SET OF TASKS =>
[A] Transcribe the Silicon Valley Bank newsletter word for word, from "What happens next?" to "million in 2022.".
[B] Write the next part of the Silicon Valley Bank newsletter, starting right after its last sentence.

EXTRACTED TEXT =>
※ ※ ※

What happens next? Silicon Valley Bank fall-out
Reaction to HSBC deal + 57 statements in UK + Markets fall
Hello and welcome to the latest edition of Off to Lunch…
There is good news and bad news on the collapse of Silicon Valley Bank.
The good news - HSBC and the UK government have announced that HSBC is buying the UK assets of Silicon Valley Bank for £1. This will ensure that deposits are protected and that businesses who used the bank should not suffer any disruption or notice any change…
HSBC has said in a statement that SVB had deposits of around £6.7 billion in the UK as well as loans of around £5.5 billion. It made a pre-tax profit of £88 million in 2022.
Noel Quinn, HSBC’s chief executive, said the deal will give the bank access to “innovative and fast-growing firms” who used SVB. SVB is estimated to have had 3,300 customers in the UK. HSBC’s statement is here
Regulators in the US have also said they will protect deposits, although they still working on a deal to sell all or parts of SVB’s assets there.
Unsurprisingly the HSBC deal has been welcome in the start-up and venture capital world. Venture capitalists had warned that start-ups and tech businesses faced an existential crisis without a rescue deal because they would not be able to access their cash…
To give you an insight into the scale of the problem that the collapse of SVB could have caused, I have counted 57 different statements from listed UK companies on Monday morning about the issue…
Many of these statements are from tech businesses reassuring investors that they have no exposure to the bank. For instance, there is this from THG, the Manchester-based company:
THG PLC ("THG" or the "Group"), the proprietary technology platform specialising in taking brands direct to consumers ("D2C") globally, notes the evolving situation in relation to Silicon Valley Bank ("SVB").
THG confirms that it does not have any exposure to SVB, either in relation to cash deposits or debt facilities
However, some do have exposure. This includes Trustpilot, the online review service, which said that SVB was its “principal banking partner”. It added:
Our immediately accessible cash is $24 million, made up of $19 million cash on deposit with another bank, $4.5 million guaranteed by the US Federal Reserve following their announcement on 12 March, and amounts due to be returned under the guaranteed deposit insurance schemes in the UK.

※ ※ ※

Element box annotations
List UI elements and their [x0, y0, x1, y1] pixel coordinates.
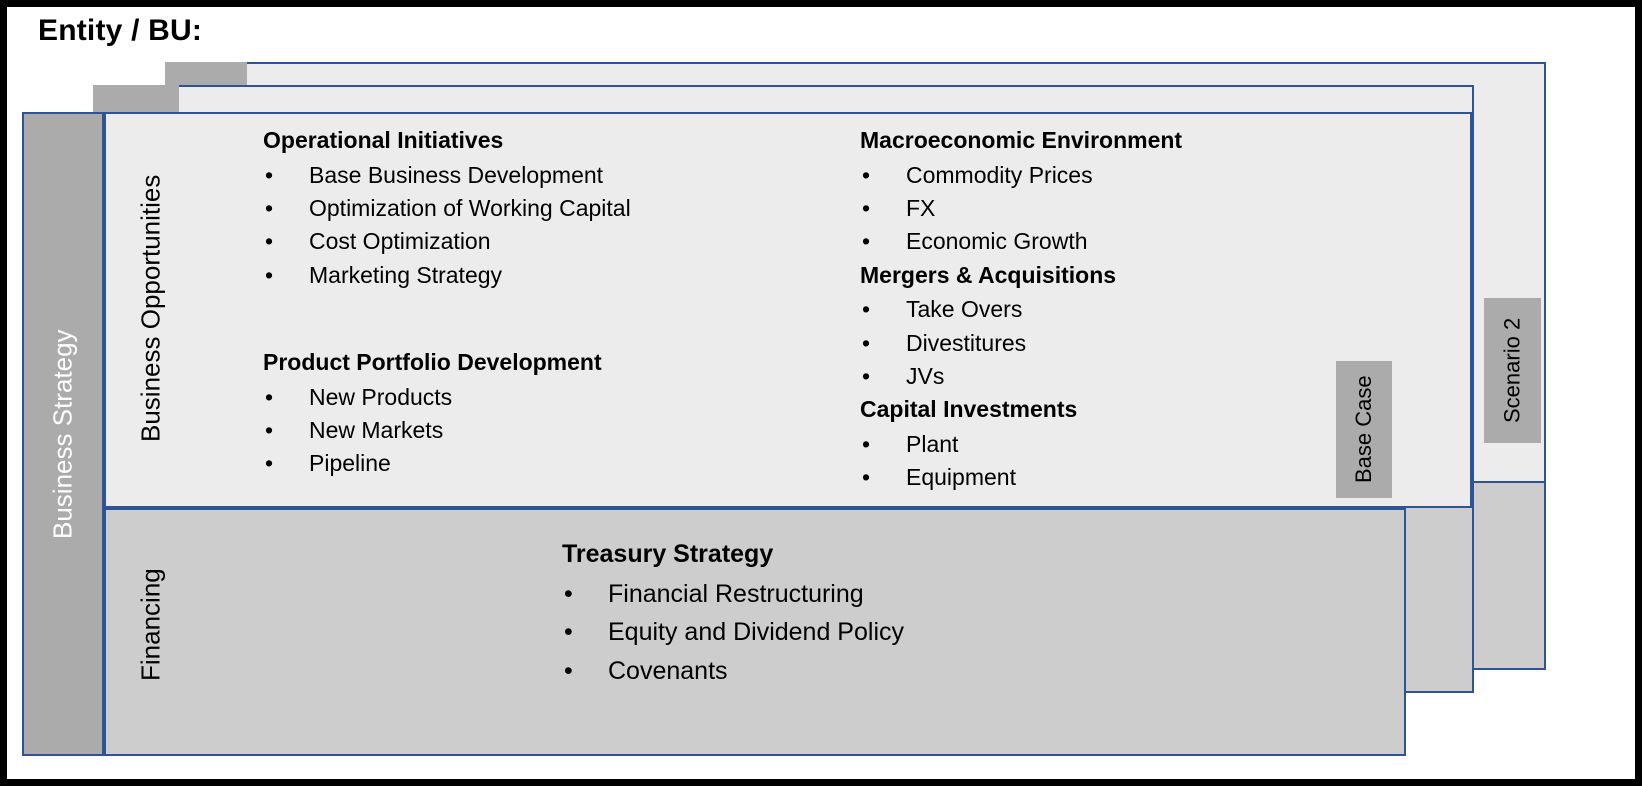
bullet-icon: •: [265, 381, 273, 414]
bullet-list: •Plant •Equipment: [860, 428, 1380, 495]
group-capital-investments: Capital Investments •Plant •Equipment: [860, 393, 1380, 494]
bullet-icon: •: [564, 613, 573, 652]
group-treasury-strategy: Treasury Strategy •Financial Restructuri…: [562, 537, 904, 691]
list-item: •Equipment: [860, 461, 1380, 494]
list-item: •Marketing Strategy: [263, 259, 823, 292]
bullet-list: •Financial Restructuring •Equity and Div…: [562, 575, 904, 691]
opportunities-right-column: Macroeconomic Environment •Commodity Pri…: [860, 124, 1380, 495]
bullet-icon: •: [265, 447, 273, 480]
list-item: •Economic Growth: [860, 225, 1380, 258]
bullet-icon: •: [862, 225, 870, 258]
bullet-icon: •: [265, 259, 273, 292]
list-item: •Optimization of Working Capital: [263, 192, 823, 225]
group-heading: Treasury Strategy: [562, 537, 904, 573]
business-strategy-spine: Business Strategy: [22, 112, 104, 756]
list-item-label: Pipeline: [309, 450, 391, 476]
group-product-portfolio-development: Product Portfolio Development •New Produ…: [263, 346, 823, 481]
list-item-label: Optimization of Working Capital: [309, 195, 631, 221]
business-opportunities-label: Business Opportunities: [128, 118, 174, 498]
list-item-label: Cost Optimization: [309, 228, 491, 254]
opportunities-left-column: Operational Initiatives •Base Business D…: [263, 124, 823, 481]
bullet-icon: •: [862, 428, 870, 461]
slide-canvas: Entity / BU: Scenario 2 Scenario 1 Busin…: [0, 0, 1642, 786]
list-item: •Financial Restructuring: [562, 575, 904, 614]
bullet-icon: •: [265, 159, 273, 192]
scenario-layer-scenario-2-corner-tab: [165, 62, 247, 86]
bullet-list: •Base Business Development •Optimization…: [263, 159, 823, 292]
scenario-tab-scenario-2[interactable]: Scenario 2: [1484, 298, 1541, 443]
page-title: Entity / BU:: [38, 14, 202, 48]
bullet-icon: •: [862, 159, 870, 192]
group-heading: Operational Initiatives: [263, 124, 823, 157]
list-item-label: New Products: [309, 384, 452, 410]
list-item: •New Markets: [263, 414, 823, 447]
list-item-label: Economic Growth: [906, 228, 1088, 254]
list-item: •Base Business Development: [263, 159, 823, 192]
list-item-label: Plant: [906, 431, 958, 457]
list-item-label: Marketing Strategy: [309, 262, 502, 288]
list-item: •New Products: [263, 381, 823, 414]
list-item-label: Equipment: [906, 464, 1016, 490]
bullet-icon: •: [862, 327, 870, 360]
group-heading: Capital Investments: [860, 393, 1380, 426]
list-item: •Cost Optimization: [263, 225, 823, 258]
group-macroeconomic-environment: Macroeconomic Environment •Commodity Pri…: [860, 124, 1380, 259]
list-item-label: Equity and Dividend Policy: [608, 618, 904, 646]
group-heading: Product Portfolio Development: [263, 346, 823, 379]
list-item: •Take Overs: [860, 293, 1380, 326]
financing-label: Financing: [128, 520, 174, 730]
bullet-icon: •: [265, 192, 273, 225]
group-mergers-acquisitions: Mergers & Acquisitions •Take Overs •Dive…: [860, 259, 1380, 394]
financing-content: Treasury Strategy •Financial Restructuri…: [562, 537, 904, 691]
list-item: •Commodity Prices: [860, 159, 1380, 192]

※ ※ ※

RESPONSES PER TASK =>
[A]
What happens next? Silicon Valley Bank fall-out
Reaction to HSBC deal + 57 statements in UK + Markets fall
Hello and welcome to the latest edition of Off to Lunch…
There is good news and bad news on the collapse of Silicon Valley Bank.
The good news - HSBC and the UK government have announced that HSBC is buying the UK assets of Silicon Valley Bank for £1. This will ensure that deposits are protected and that businesses who used the bank should not suffer any disruption or notice any change…
HSBC has said in a statement that SVB had deposits of around £6.7 billion in the UK as well as loans of around £5.5 billion. It made a pre-tax profit of £88 million in 2022.

[B]
The Board is confident in Trustpilot's' liquidity position and resilience. Meanwhile, we have put in place measures to proactively manage our cash position during this period of uncertainty, and wider unpredictability in the current macroeconomic environment.
Shares in Trustpilot are down 4 per cent on Monday morning. Naked Wines, the online wine retailer, also said that SVB was one of its banking partners but that it thinks just £0.6 million of the £32 million of cash it has is at risk. Its shares are also down about 4 per cent. Statement here.
I briefly summarised the story behind the collapse of Silicon Valley Bank in the Sunday press review (which you can find here). SVB is the biggest bank failure since the financial crisis. It was only the 18th biggest bank in the US but had $200 billion of assets and lent to thousands of tech businesses, including in the UK.
In simple terms SVB collapsed because its customers - tech businesses and founders - withdrew money quickly and the bank didn’t have the funds to pay them because it had suffered losses on the bond market.
SVB was vulnerable to some specific issues because it served start-ups. Start-ups tend to raise cash by selling shares to investors. They are not necessarily suitable for loans because they are yet to generate the cash flow to pay them back or build the assets to offer as collateral. Therefore, SVB was used by many start-ups as a place to hold the cash they had raised but not get loans.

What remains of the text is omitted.